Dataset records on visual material

┌────────

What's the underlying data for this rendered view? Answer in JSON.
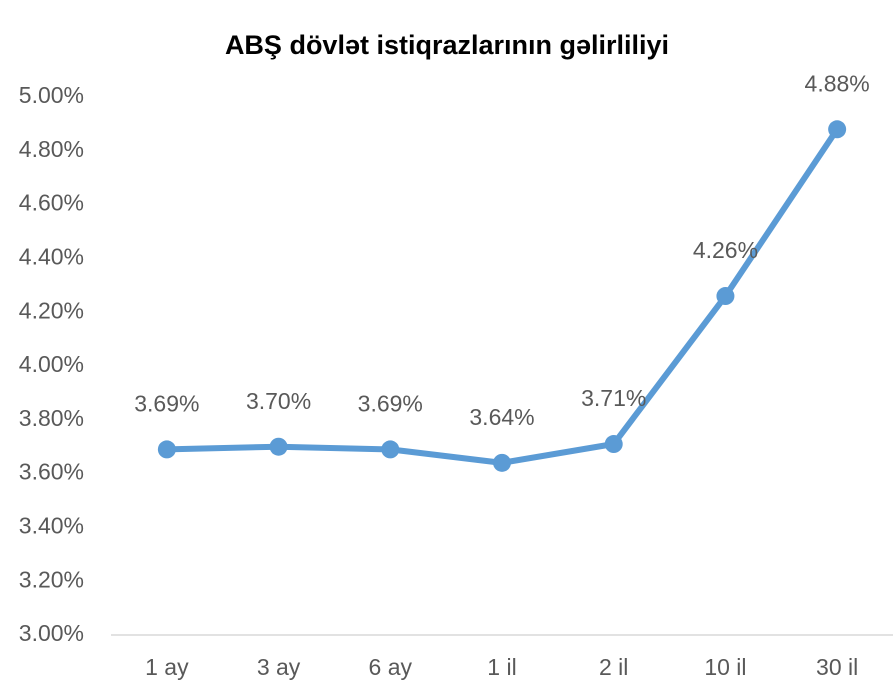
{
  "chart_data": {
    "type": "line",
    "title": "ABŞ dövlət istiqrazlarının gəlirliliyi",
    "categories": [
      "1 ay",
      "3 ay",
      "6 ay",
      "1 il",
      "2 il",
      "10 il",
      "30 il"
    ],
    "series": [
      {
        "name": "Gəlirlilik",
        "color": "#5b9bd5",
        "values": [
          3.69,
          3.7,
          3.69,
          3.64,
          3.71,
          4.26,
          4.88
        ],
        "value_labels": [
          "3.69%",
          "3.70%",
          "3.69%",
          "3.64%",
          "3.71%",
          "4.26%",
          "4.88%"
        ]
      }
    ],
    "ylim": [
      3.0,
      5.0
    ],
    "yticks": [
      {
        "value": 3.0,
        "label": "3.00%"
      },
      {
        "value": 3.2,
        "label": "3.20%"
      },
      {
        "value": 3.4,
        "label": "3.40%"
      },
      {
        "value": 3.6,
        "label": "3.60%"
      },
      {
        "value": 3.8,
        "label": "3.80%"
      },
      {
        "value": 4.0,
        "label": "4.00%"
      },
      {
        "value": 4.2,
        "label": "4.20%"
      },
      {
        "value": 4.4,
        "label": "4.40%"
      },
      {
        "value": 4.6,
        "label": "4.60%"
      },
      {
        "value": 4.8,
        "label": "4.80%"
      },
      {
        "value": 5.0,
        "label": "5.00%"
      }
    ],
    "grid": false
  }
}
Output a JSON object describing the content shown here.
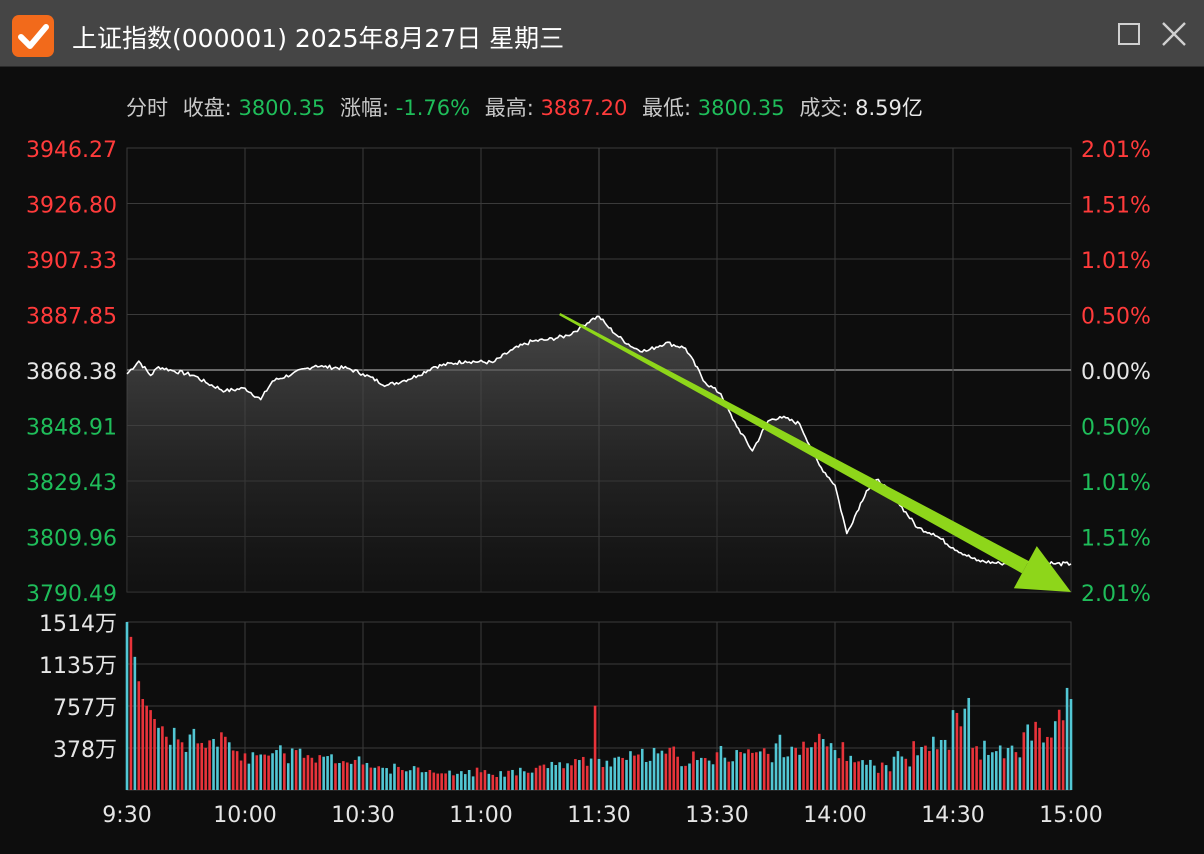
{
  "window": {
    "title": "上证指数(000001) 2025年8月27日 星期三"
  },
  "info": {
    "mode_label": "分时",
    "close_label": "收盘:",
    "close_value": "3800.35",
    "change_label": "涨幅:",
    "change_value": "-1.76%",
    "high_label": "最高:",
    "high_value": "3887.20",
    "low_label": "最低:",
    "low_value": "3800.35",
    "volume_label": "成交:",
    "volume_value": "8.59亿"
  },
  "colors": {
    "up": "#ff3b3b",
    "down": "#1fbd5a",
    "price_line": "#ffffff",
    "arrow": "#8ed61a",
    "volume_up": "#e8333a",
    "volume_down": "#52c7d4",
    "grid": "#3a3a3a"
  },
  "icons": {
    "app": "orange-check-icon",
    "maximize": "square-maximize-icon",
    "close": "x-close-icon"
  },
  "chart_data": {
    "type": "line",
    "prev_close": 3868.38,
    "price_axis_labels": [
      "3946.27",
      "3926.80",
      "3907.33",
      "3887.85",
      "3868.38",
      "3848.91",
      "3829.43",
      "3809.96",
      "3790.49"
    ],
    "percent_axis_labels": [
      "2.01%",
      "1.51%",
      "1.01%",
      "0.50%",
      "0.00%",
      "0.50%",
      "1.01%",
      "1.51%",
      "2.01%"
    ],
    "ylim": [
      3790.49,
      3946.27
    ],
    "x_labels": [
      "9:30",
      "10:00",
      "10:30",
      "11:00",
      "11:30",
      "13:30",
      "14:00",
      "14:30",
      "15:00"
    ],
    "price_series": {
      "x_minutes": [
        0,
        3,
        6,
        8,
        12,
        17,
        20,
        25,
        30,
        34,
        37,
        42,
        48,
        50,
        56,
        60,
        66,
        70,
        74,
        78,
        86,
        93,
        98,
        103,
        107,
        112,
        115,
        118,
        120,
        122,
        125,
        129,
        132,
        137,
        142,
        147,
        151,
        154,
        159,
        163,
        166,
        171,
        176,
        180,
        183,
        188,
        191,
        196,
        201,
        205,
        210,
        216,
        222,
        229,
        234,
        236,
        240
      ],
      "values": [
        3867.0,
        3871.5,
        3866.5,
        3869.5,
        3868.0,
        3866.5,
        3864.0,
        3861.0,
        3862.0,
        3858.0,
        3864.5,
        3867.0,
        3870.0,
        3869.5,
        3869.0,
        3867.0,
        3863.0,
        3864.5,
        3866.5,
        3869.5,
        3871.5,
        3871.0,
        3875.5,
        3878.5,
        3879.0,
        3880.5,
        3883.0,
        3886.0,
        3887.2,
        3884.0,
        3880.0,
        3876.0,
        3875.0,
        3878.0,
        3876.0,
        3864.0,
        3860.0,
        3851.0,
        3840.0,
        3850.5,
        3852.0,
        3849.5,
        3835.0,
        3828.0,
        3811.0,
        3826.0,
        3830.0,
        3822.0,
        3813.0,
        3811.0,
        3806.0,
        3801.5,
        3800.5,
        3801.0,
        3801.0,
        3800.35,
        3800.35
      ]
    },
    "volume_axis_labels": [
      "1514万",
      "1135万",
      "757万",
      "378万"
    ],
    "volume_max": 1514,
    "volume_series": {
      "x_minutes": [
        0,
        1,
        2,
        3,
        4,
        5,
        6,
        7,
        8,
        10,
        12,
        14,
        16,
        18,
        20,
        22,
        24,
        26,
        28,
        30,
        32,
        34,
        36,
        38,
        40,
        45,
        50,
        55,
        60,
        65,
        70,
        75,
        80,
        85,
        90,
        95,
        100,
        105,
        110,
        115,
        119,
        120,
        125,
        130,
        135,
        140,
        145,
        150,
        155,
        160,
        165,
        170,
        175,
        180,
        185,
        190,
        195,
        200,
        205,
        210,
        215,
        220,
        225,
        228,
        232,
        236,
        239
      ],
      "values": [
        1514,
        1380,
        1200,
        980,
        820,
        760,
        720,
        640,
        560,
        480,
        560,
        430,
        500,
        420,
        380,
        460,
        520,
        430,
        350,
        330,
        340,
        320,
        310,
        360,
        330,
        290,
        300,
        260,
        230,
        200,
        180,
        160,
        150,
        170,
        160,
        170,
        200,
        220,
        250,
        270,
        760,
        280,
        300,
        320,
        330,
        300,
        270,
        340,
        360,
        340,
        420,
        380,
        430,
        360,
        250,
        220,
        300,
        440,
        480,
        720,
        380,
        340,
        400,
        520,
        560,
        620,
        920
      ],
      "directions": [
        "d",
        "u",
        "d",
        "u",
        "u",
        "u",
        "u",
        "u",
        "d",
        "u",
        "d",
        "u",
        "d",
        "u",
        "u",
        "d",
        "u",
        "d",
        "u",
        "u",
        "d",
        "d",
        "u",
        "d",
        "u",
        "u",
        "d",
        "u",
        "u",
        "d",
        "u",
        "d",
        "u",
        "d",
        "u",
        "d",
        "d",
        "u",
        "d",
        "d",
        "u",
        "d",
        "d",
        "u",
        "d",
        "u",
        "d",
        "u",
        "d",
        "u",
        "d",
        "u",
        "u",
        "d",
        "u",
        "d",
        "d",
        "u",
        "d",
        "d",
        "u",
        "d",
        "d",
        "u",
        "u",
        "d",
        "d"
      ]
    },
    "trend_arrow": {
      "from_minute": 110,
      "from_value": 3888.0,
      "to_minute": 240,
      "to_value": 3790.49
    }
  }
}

└────────

All entries are to be retyped exactly. Omit any embedded images.

- [FULL OUTPUT]:
What's the underlying data for this rendered view? Answer in JSON.
{
  "chart_data": {
    "type": "line",
    "title": "ABŞ dövlət istiqrazlarının gəlirliliyi",
    "categories": [
      "1 ay",
      "3 ay",
      "6 ay",
      "1 il",
      "2 il",
      "10 il",
      "30 il"
    ],
    "series": [
      {
        "name": "Gəlirlilik",
        "color": "#5b9bd5",
        "values": [
          3.69,
          3.7,
          3.69,
          3.64,
          3.71,
          4.26,
          4.88
        ],
        "value_labels": [
          "3.69%",
          "3.70%",
          "3.69%",
          "3.64%",
          "3.71%",
          "4.26%",
          "4.88%"
        ]
      }
    ],
    "ylim": [
      3.0,
      5.0
    ],
    "yticks": [
      {
        "value": 3.0,
        "label": "3.00%"
      },
      {
        "value": 3.2,
        "label": "3.20%"
      },
      {
        "value": 3.4,
        "label": "3.40%"
      },
      {
        "value": 3.6,
        "label": "3.60%"
      },
      {
        "value": 3.8,
        "label": "3.80%"
      },
      {
        "value": 4.0,
        "label": "4.00%"
      },
      {
        "value": 4.2,
        "label": "4.20%"
      },
      {
        "value": 4.4,
        "label": "4.40%"
      },
      {
        "value": 4.6,
        "label": "4.60%"
      },
      {
        "value": 4.8,
        "label": "4.80%"
      },
      {
        "value": 5.0,
        "label": "5.00%"
      }
    ],
    "grid": false
  }
}
Output a JSON object describing the content shown here.
{
  "window": {
    "title": "上证指数(000001) 2025年8月27日 星期三"
  },
  "info": {
    "mode_label": "分时",
    "close_label": "收盘:",
    "close_value": "3800.35",
    "change_label": "涨幅:",
    "change_value": "-1.76%",
    "high_label": "最高:",
    "high_value": "3887.20",
    "low_label": "最低:",
    "low_value": "3800.35",
    "volume_label": "成交:",
    "volume_value": "8.59亿"
  },
  "colors": {
    "up": "#ff3b3b",
    "down": "#1fbd5a",
    "price_line": "#ffffff",
    "arrow": "#8ed61a",
    "volume_up": "#e8333a",
    "volume_down": "#52c7d4",
    "grid": "#3a3a3a"
  },
  "icons": {
    "app": "orange-check-icon",
    "maximize": "square-maximize-icon",
    "close": "x-close-icon"
  },
  "chart_data": {
    "type": "line",
    "prev_close": 3868.38,
    "price_axis_labels": [
      "3946.27",
      "3926.80",
      "3907.33",
      "3887.85",
      "3868.38",
      "3848.91",
      "3829.43",
      "3809.96",
      "3790.49"
    ],
    "percent_axis_labels": [
      "2.01%",
      "1.51%",
      "1.01%",
      "0.50%",
      "0.00%",
      "0.50%",
      "1.01%",
      "1.51%",
      "2.01%"
    ],
    "ylim": [
      3790.49,
      3946.27
    ],
    "x_labels": [
      "9:30",
      "10:00",
      "10:30",
      "11:00",
      "11:30",
      "13:30",
      "14:00",
      "14:30",
      "15:00"
    ],
    "price_series": {
      "x_minutes": [
        0,
        3,
        6,
        8,
        12,
        17,
        20,
        25,
        30,
        34,
        37,
        42,
        48,
        50,
        56,
        60,
        66,
        70,
        74,
        78,
        86,
        93,
        98,
        103,
        107,
        112,
        115,
        118,
        120,
        122,
        125,
        129,
        132,
        137,
        142,
        147,
        151,
        154,
        159,
        163,
        166,
        171,
        176,
        180,
        183,
        188,
        191,
        196,
        201,
        205,
        210,
        216,
        222,
        229,
        234,
        236,
        240
      ],
      "values": [
        3867.0,
        3871.5,
        3866.5,
        3869.5,
        3868.0,
        3866.5,
        3864.0,
        3861.0,
        3862.0,
        3858.0,
        3864.5,
        3867.0,
        3870.0,
        3869.5,
        3869.0,
        3867.0,
        3863.0,
        3864.5,
        3866.5,
        3869.5,
        3871.5,
        3871.0,
        3875.5,
        3878.5,
        3879.0,
        3880.5,
        3883.0,
        3886.0,
        3887.2,
        3884.0,
        3880.0,
        3876.0,
        3875.0,
        3878.0,
        3876.0,
        3864.0,
        3860.0,
        3851.0,
        3840.0,
        3850.5,
        3852.0,
        3849.5,
        3835.0,
        3828.0,
        3811.0,
        3826.0,
        3830.0,
        3822.0,
        3813.0,
        3811.0,
        3806.0,
        3801.5,
        3800.5,
        3801.0,
        3801.0,
        3800.35,
        3800.35
      ]
    },
    "volume_axis_labels": [
      "1514万",
      "1135万",
      "757万",
      "378万"
    ],
    "volume_max": 1514,
    "volume_series": {
      "x_minutes": [
        0,
        1,
        2,
        3,
        4,
        5,
        6,
        7,
        8,
        10,
        12,
        14,
        16,
        18,
        20,
        22,
        24,
        26,
        28,
        30,
        32,
        34,
        36,
        38,
        40,
        45,
        50,
        55,
        60,
        65,
        70,
        75,
        80,
        85,
        90,
        95,
        100,
        105,
        110,
        115,
        119,
        120,
        125,
        130,
        135,
        140,
        145,
        150,
        155,
        160,
        165,
        170,
        175,
        180,
        185,
        190,
        195,
        200,
        205,
        210,
        215,
        220,
        225,
        228,
        232,
        236,
        239
      ],
      "values": [
        1514,
        1380,
        1200,
        980,
        820,
        760,
        720,
        640,
        560,
        480,
        560,
        430,
        500,
        420,
        380,
        460,
        520,
        430,
        350,
        330,
        340,
        320,
        310,
        360,
        330,
        290,
        300,
        260,
        230,
        200,
        180,
        160,
        150,
        170,
        160,
        170,
        200,
        220,
        250,
        270,
        760,
        280,
        300,
        320,
        330,
        300,
        270,
        340,
        360,
        340,
        420,
        380,
        430,
        360,
        250,
        220,
        300,
        440,
        480,
        720,
        380,
        340,
        400,
        520,
        560,
        620,
        920
      ],
      "directions": [
        "d",
        "u",
        "d",
        "u",
        "u",
        "u",
        "u",
        "u",
        "d",
        "u",
        "d",
        "u",
        "d",
        "u",
        "u",
        "d",
        "u",
        "d",
        "u",
        "u",
        "d",
        "d",
        "u",
        "d",
        "u",
        "u",
        "d",
        "u",
        "u",
        "d",
        "u",
        "d",
        "u",
        "d",
        "u",
        "d",
        "d",
        "u",
        "d",
        "d",
        "u",
        "d",
        "d",
        "u",
        "d",
        "u",
        "d",
        "u",
        "d",
        "u",
        "d",
        "u",
        "u",
        "d",
        "u",
        "d",
        "d",
        "u",
        "d",
        "d",
        "u",
        "d",
        "d",
        "u",
        "u",
        "d",
        "d"
      ]
    },
    "trend_arrow": {
      "from_minute": 110,
      "from_value": 3888.0,
      "to_minute": 240,
      "to_value": 3790.49
    }
  }
}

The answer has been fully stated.